Task brief:
Skip the pictures and extract all of the lines exactly as written.

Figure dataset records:
+-------+

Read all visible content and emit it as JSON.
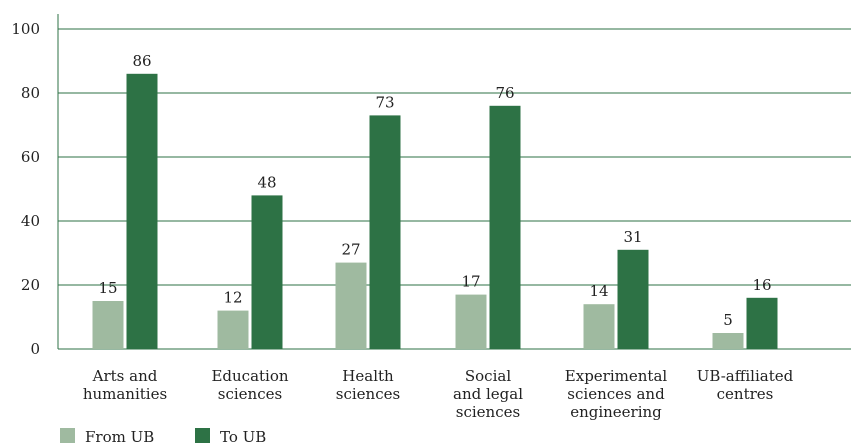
{
  "chart_data": {
    "type": "bar",
    "categories": [
      [
        "Arts and",
        "humanities"
      ],
      [
        "Education",
        "sciences"
      ],
      [
        "Health",
        "sciences"
      ],
      [
        "Social",
        "and legal",
        "sciences"
      ],
      [
        "Experimental",
        "sciences and",
        "engineering"
      ],
      [
        "UB-affiliated",
        "centres"
      ]
    ],
    "series": [
      {
        "name": "From UB",
        "color": "#9fbaa0",
        "values": [
          15,
          12,
          27,
          17,
          14,
          5
        ]
      },
      {
        "name": "To UB",
        "color": "#2d7245",
        "values": [
          86,
          48,
          73,
          76,
          31,
          16
        ]
      }
    ],
    "ylim": [
      0,
      100
    ],
    "yticks": [
      0,
      20,
      40,
      60,
      80,
      100
    ],
    "grid": true,
    "legend_position": "bottom-left",
    "gridline_color": "#2d7245"
  }
}
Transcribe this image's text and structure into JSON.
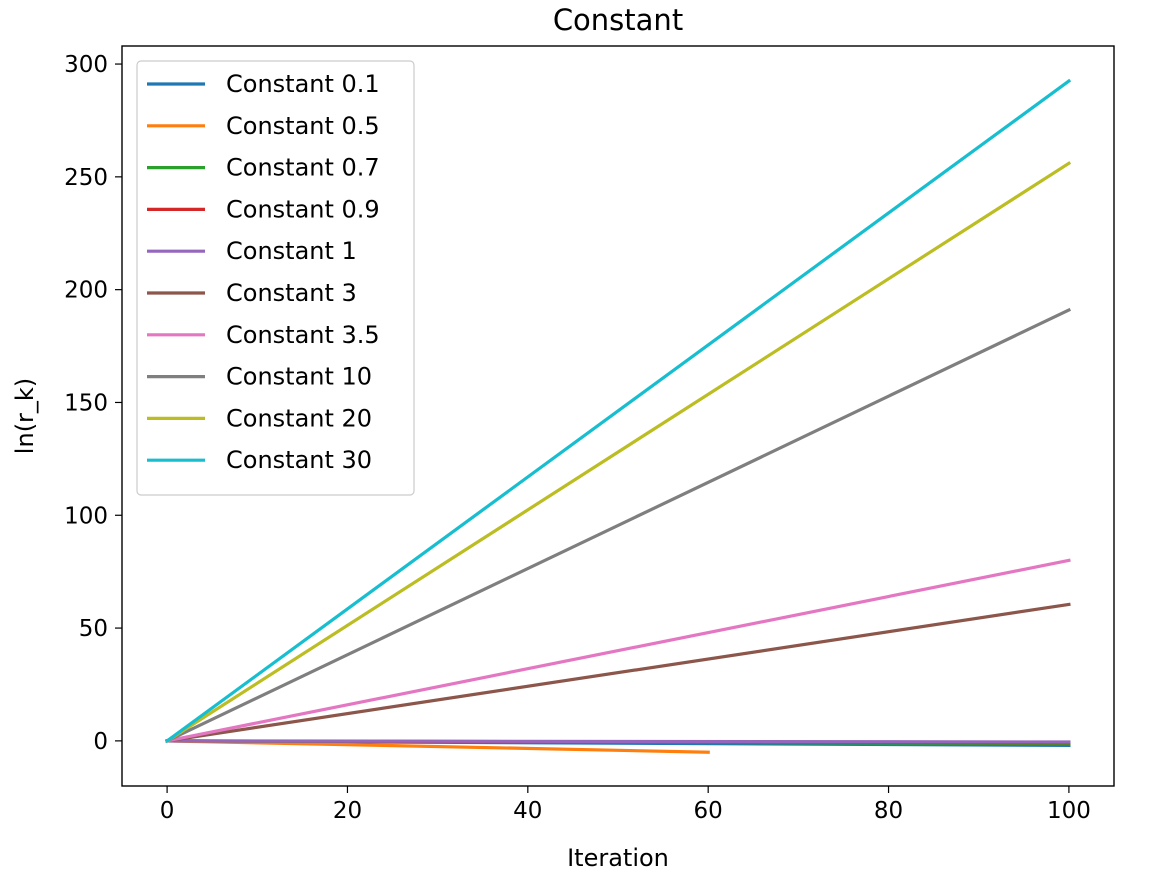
{
  "chart_data": {
    "type": "line",
    "title": "Constant",
    "xlabel": "Iteration",
    "ylabel": "ln(r_k)",
    "xlim": [
      -5,
      105
    ],
    "ylim": [
      -20,
      308
    ],
    "xticks": [
      0,
      20,
      40,
      60,
      80,
      100
    ],
    "yticks": [
      0,
      50,
      100,
      150,
      200,
      250,
      300
    ],
    "grid": false,
    "legend_position": "upper-left",
    "series": [
      {
        "name": "Constant 0.1",
        "color": "#1f77b4",
        "x": [
          0,
          100
        ],
        "y": [
          0,
          -2
        ]
      },
      {
        "name": "Constant 0.5",
        "color": "#ff7f0e",
        "x": [
          0,
          60
        ],
        "y": [
          0,
          -5
        ]
      },
      {
        "name": "Constant 0.7",
        "color": "#2ca02c",
        "x": [
          0,
          100
        ],
        "y": [
          0,
          -1.2
        ]
      },
      {
        "name": "Constant 0.9",
        "color": "#d62728",
        "x": [
          0,
          100
        ],
        "y": [
          0,
          -0.8
        ]
      },
      {
        "name": "Constant 1",
        "color": "#9467bd",
        "x": [
          0,
          100
        ],
        "y": [
          0,
          -0.5
        ]
      },
      {
        "name": "Constant 3",
        "color": "#8c564b",
        "x": [
          0,
          100
        ],
        "y": [
          0,
          60.5
        ]
      },
      {
        "name": "Constant 3.5",
        "color": "#e377c2",
        "x": [
          0,
          100
        ],
        "y": [
          0,
          80
        ]
      },
      {
        "name": "Constant 10",
        "color": "#7f7f7f",
        "x": [
          0,
          100
        ],
        "y": [
          0,
          191
        ]
      },
      {
        "name": "Constant 20",
        "color": "#bcbd22",
        "x": [
          0,
          100
        ],
        "y": [
          0,
          256
        ]
      },
      {
        "name": "Constant 30",
        "color": "#17becf",
        "x": [
          0,
          100
        ],
        "y": [
          0,
          292.5
        ]
      }
    ]
  }
}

+-------+

Expected answer:
Read all visible content and emit it as JSON.
{
  "chart_data": {
    "type": "bar",
    "categories": [
      [
        "Arts and",
        "humanities"
      ],
      [
        "Education",
        "sciences"
      ],
      [
        "Health",
        "sciences"
      ],
      [
        "Social",
        "and legal",
        "sciences"
      ],
      [
        "Experimental",
        "sciences and",
        "engineering"
      ],
      [
        "UB-affiliated",
        "centres"
      ]
    ],
    "series": [
      {
        "name": "From UB",
        "color": "#9fbaa0",
        "values": [
          15,
          12,
          27,
          17,
          14,
          5
        ]
      },
      {
        "name": "To UB",
        "color": "#2d7245",
        "values": [
          86,
          48,
          73,
          76,
          31,
          16
        ]
      }
    ],
    "ylim": [
      0,
      100
    ],
    "yticks": [
      0,
      20,
      40,
      60,
      80,
      100
    ],
    "grid": true,
    "legend_position": "bottom-left",
    "gridline_color": "#2d7245"
  }
}
Transcribe this image's text and structure into JSON.
{
  "chart_data": {
    "type": "line",
    "title": "Constant",
    "xlabel": "Iteration",
    "ylabel": "ln(r_k)",
    "xlim": [
      -5,
      105
    ],
    "ylim": [
      -20,
      308
    ],
    "xticks": [
      0,
      20,
      40,
      60,
      80,
      100
    ],
    "yticks": [
      0,
      50,
      100,
      150,
      200,
      250,
      300
    ],
    "grid": false,
    "legend_position": "upper-left",
    "series": [
      {
        "name": "Constant 0.1",
        "color": "#1f77b4",
        "x": [
          0,
          100
        ],
        "y": [
          0,
          -2
        ]
      },
      {
        "name": "Constant 0.5",
        "color": "#ff7f0e",
        "x": [
          0,
          60
        ],
        "y": [
          0,
          -5
        ]
      },
      {
        "name": "Constant 0.7",
        "color": "#2ca02c",
        "x": [
          0,
          100
        ],
        "y": [
          0,
          -1.2
        ]
      },
      {
        "name": "Constant 0.9",
        "color": "#d62728",
        "x": [
          0,
          100
        ],
        "y": [
          0,
          -0.8
        ]
      },
      {
        "name": "Constant 1",
        "color": "#9467bd",
        "x": [
          0,
          100
        ],
        "y": [
          0,
          -0.5
        ]
      },
      {
        "name": "Constant 3",
        "color": "#8c564b",
        "x": [
          0,
          100
        ],
        "y": [
          0,
          60.5
        ]
      },
      {
        "name": "Constant 3.5",
        "color": "#e377c2",
        "x": [
          0,
          100
        ],
        "y": [
          0,
          80
        ]
      },
      {
        "name": "Constant 10",
        "color": "#7f7f7f",
        "x": [
          0,
          100
        ],
        "y": [
          0,
          191
        ]
      },
      {
        "name": "Constant 20",
        "color": "#bcbd22",
        "x": [
          0,
          100
        ],
        "y": [
          0,
          256
        ]
      },
      {
        "name": "Constant 30",
        "color": "#17becf",
        "x": [
          0,
          100
        ],
        "y": [
          0,
          292.5
        ]
      }
    ]
  }
}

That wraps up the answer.